*Exercise brief*.
The entries are to be returned exactly, with images left out.

*Recorded information*.
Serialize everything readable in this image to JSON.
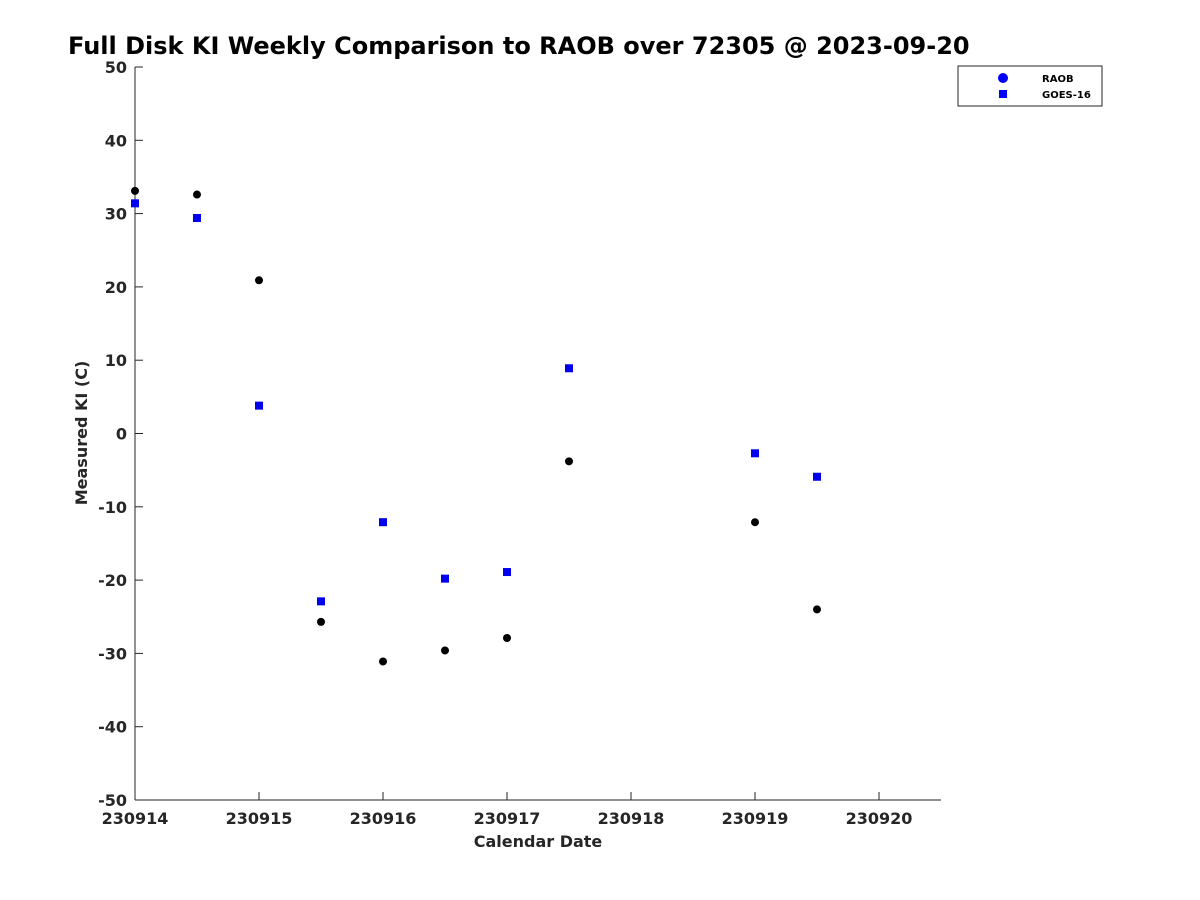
{
  "chart_data": {
    "type": "scatter",
    "title": "Full Disk KI Weekly Comparison to RAOB over 72305 @ 2023-09-20",
    "xlabel": "Calendar Date",
    "ylabel": "Measured KI (C)",
    "xlim": [
      230914,
      230920.5
    ],
    "ylim": [
      -50,
      50
    ],
    "x_ticks": [
      {
        "value": 230914,
        "label": "230914"
      },
      {
        "value": 230915,
        "label": "230915"
      },
      {
        "value": 230916,
        "label": "230916"
      },
      {
        "value": 230917,
        "label": "230917"
      },
      {
        "value": 230918,
        "label": "230918"
      },
      {
        "value": 230919,
        "label": "230919"
      },
      {
        "value": 230920,
        "label": "230920"
      }
    ],
    "y_ticks": [
      {
        "value": 50,
        "label": "50"
      },
      {
        "value": 40,
        "label": "40"
      },
      {
        "value": 30,
        "label": "30"
      },
      {
        "value": 20,
        "label": "20"
      },
      {
        "value": 10,
        "label": "10"
      },
      {
        "value": 0,
        "label": "0"
      },
      {
        "value": -10,
        "label": "-10"
      },
      {
        "value": -20,
        "label": "-20"
      },
      {
        "value": -30,
        "label": "-30"
      },
      {
        "value": -40,
        "label": "-40"
      },
      {
        "value": -50,
        "label": "-50"
      }
    ],
    "grid": false,
    "legend_position": "top-right",
    "series": [
      {
        "name": "RAOB",
        "marker": "circle",
        "color": "#000000",
        "legend_color": "#0000ff",
        "points": [
          {
            "x": 230914.0,
            "y": 33.1
          },
          {
            "x": 230914.5,
            "y": 32.6
          },
          {
            "x": 230915.0,
            "y": 20.9
          },
          {
            "x": 230915.5,
            "y": -25.7
          },
          {
            "x": 230916.0,
            "y": -31.1
          },
          {
            "x": 230916.5,
            "y": -29.6
          },
          {
            "x": 230917.0,
            "y": -27.9
          },
          {
            "x": 230917.5,
            "y": -3.8
          },
          {
            "x": 230919.0,
            "y": -12.1
          },
          {
            "x": 230919.5,
            "y": -24.0
          }
        ]
      },
      {
        "name": "GOES-16",
        "marker": "square",
        "color": "#0000ee",
        "legend_color": "#0000ff",
        "points": [
          {
            "x": 230914.0,
            "y": 31.4
          },
          {
            "x": 230914.5,
            "y": 29.4
          },
          {
            "x": 230915.0,
            "y": 3.8
          },
          {
            "x": 230915.5,
            "y": -22.9
          },
          {
            "x": 230916.0,
            "y": -12.1
          },
          {
            "x": 230916.5,
            "y": -19.8
          },
          {
            "x": 230917.0,
            "y": -18.9
          },
          {
            "x": 230917.5,
            "y": 8.9
          },
          {
            "x": 230919.0,
            "y": -2.7
          },
          {
            "x": 230919.5,
            "y": -5.9
          }
        ]
      }
    ]
  }
}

*Exercise result*.
Serialize everything readable in this image to JSON.
{
  "chart_data": {
    "type": "scatter",
    "title": "Full Disk KI Weekly Comparison to RAOB over 72305 @ 2023-09-20",
    "xlabel": "Calendar Date",
    "ylabel": "Measured KI (C)",
    "xlim": [
      230914,
      230920.5
    ],
    "ylim": [
      -50,
      50
    ],
    "x_ticks": [
      {
        "value": 230914,
        "label": "230914"
      },
      {
        "value": 230915,
        "label": "230915"
      },
      {
        "value": 230916,
        "label": "230916"
      },
      {
        "value": 230917,
        "label": "230917"
      },
      {
        "value": 230918,
        "label": "230918"
      },
      {
        "value": 230919,
        "label": "230919"
      },
      {
        "value": 230920,
        "label": "230920"
      }
    ],
    "y_ticks": [
      {
        "value": 50,
        "label": "50"
      },
      {
        "value": 40,
        "label": "40"
      },
      {
        "value": 30,
        "label": "30"
      },
      {
        "value": 20,
        "label": "20"
      },
      {
        "value": 10,
        "label": "10"
      },
      {
        "value": 0,
        "label": "0"
      },
      {
        "value": -10,
        "label": "-10"
      },
      {
        "value": -20,
        "label": "-20"
      },
      {
        "value": -30,
        "label": "-30"
      },
      {
        "value": -40,
        "label": "-40"
      },
      {
        "value": -50,
        "label": "-50"
      }
    ],
    "grid": false,
    "legend_position": "top-right",
    "series": [
      {
        "name": "RAOB",
        "marker": "circle",
        "color": "#000000",
        "legend_color": "#0000ff",
        "points": [
          {
            "x": 230914.0,
            "y": 33.1
          },
          {
            "x": 230914.5,
            "y": 32.6
          },
          {
            "x": 230915.0,
            "y": 20.9
          },
          {
            "x": 230915.5,
            "y": -25.7
          },
          {
            "x": 230916.0,
            "y": -31.1
          },
          {
            "x": 230916.5,
            "y": -29.6
          },
          {
            "x": 230917.0,
            "y": -27.9
          },
          {
            "x": 230917.5,
            "y": -3.8
          },
          {
            "x": 230919.0,
            "y": -12.1
          },
          {
            "x": 230919.5,
            "y": -24.0
          }
        ]
      },
      {
        "name": "GOES-16",
        "marker": "square",
        "color": "#0000ee",
        "legend_color": "#0000ff",
        "points": [
          {
            "x": 230914.0,
            "y": 31.4
          },
          {
            "x": 230914.5,
            "y": 29.4
          },
          {
            "x": 230915.0,
            "y": 3.8
          },
          {
            "x": 230915.5,
            "y": -22.9
          },
          {
            "x": 230916.0,
            "y": -12.1
          },
          {
            "x": 230916.5,
            "y": -19.8
          },
          {
            "x": 230917.0,
            "y": -18.9
          },
          {
            "x": 230917.5,
            "y": 8.9
          },
          {
            "x": 230919.0,
            "y": -2.7
          },
          {
            "x": 230919.5,
            "y": -5.9
          }
        ]
      }
    ]
  }
}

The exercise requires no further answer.